╭──
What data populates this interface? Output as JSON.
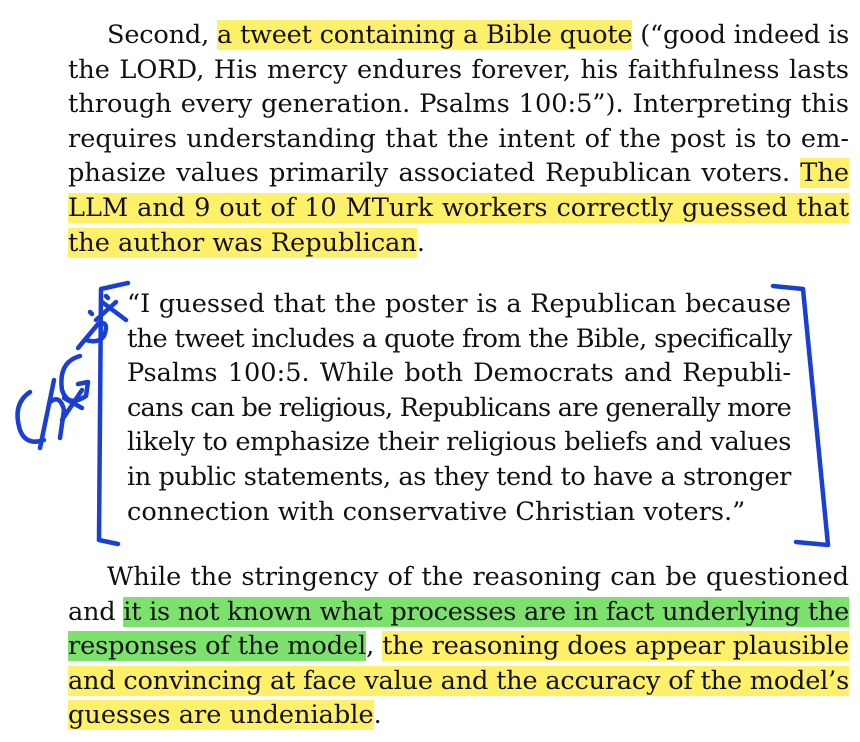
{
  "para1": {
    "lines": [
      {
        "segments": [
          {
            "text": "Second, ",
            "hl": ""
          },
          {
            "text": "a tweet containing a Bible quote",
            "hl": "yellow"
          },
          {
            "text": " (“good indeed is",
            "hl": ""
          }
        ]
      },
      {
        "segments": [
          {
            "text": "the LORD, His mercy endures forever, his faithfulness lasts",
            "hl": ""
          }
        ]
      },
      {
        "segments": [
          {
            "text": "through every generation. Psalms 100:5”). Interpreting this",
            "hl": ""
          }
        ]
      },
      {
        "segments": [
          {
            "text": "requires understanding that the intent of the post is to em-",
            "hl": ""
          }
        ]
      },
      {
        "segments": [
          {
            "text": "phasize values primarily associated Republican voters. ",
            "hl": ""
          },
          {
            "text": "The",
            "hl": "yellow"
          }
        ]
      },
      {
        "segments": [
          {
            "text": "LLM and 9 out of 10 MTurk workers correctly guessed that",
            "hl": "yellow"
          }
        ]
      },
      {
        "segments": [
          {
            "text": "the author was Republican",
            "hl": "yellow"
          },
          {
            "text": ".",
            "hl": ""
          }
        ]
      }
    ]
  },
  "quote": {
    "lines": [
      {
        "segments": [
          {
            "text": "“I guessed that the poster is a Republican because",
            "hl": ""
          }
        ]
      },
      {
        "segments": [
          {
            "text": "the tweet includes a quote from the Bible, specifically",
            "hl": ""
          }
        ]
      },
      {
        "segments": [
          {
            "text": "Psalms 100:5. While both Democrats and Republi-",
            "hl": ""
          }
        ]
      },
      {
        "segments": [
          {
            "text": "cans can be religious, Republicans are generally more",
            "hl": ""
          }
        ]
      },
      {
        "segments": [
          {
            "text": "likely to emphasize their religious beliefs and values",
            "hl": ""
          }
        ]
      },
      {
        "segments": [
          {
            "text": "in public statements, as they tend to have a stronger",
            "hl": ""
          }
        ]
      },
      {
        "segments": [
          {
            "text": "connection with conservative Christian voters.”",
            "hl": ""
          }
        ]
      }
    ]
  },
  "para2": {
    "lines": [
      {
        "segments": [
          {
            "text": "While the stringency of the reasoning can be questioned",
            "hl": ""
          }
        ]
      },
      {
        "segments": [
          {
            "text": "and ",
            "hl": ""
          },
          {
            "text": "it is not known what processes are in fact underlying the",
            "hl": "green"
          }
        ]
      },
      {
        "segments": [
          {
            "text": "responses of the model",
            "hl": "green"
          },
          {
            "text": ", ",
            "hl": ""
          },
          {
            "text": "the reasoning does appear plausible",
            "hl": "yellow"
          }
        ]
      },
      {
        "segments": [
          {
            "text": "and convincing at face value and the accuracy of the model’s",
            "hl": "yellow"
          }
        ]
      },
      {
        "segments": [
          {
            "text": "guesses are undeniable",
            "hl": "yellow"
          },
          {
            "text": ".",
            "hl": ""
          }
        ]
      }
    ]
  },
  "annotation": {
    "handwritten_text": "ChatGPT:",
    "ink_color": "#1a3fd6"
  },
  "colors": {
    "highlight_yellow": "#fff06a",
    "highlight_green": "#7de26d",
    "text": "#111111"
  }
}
╰──
- _STATED GOAL_
Leave out the pictures and copy every record above exactly.

- _CORRECT RESPONSE_
What data populates this interface? Output as JSON.
{
  "para1": {
    "lines": [
      {
        "segments": [
          {
            "text": "Second, ",
            "hl": ""
          },
          {
            "text": "a tweet containing a Bible quote",
            "hl": "yellow"
          },
          {
            "text": " (“good indeed is",
            "hl": ""
          }
        ]
      },
      {
        "segments": [
          {
            "text": "the LORD, His mercy endures forever, his faithfulness lasts",
            "hl": ""
          }
        ]
      },
      {
        "segments": [
          {
            "text": "through every generation. Psalms 100:5”). Interpreting this",
            "hl": ""
          }
        ]
      },
      {
        "segments": [
          {
            "text": "requires understanding that the intent of the post is to em-",
            "hl": ""
          }
        ]
      },
      {
        "segments": [
          {
            "text": "phasize values primarily associated Republican voters. ",
            "hl": ""
          },
          {
            "text": "The",
            "hl": "yellow"
          }
        ]
      },
      {
        "segments": [
          {
            "text": "LLM and 9 out of 10 MTurk workers correctly guessed that",
            "hl": "yellow"
          }
        ]
      },
      {
        "segments": [
          {
            "text": "the author was Republican",
            "hl": "yellow"
          },
          {
            "text": ".",
            "hl": ""
          }
        ]
      }
    ]
  },
  "quote": {
    "lines": [
      {
        "segments": [
          {
            "text": "“I guessed that the poster is a Republican because",
            "hl": ""
          }
        ]
      },
      {
        "segments": [
          {
            "text": "the tweet includes a quote from the Bible, specifically",
            "hl": ""
          }
        ]
      },
      {
        "segments": [
          {
            "text": "Psalms 100:5. While both Democrats and Republi-",
            "hl": ""
          }
        ]
      },
      {
        "segments": [
          {
            "text": "cans can be religious, Republicans are generally more",
            "hl": ""
          }
        ]
      },
      {
        "segments": [
          {
            "text": "likely to emphasize their religious beliefs and values",
            "hl": ""
          }
        ]
      },
      {
        "segments": [
          {
            "text": "in public statements, as they tend to have a stronger",
            "hl": ""
          }
        ]
      },
      {
        "segments": [
          {
            "text": "connection with conservative Christian voters.”",
            "hl": ""
          }
        ]
      }
    ]
  },
  "para2": {
    "lines": [
      {
        "segments": [
          {
            "text": "While the stringency of the reasoning can be questioned",
            "hl": ""
          }
        ]
      },
      {
        "segments": [
          {
            "text": "and ",
            "hl": ""
          },
          {
            "text": "it is not known what processes are in fact underlying the",
            "hl": "green"
          }
        ]
      },
      {
        "segments": [
          {
            "text": "responses of the model",
            "hl": "green"
          },
          {
            "text": ", ",
            "hl": ""
          },
          {
            "text": "the reasoning does appear plausible",
            "hl": "yellow"
          }
        ]
      },
      {
        "segments": [
          {
            "text": "and convincing at face value and the accuracy of the model’s",
            "hl": "yellow"
          }
        ]
      },
      {
        "segments": [
          {
            "text": "guesses are undeniable",
            "hl": "yellow"
          },
          {
            "text": ".",
            "hl": ""
          }
        ]
      }
    ]
  },
  "annotation": {
    "handwritten_text": "ChatGPT:",
    "ink_color": "#1a3fd6"
  },
  "colors": {
    "highlight_yellow": "#fff06a",
    "highlight_green": "#7de26d",
    "text": "#111111"
  }
}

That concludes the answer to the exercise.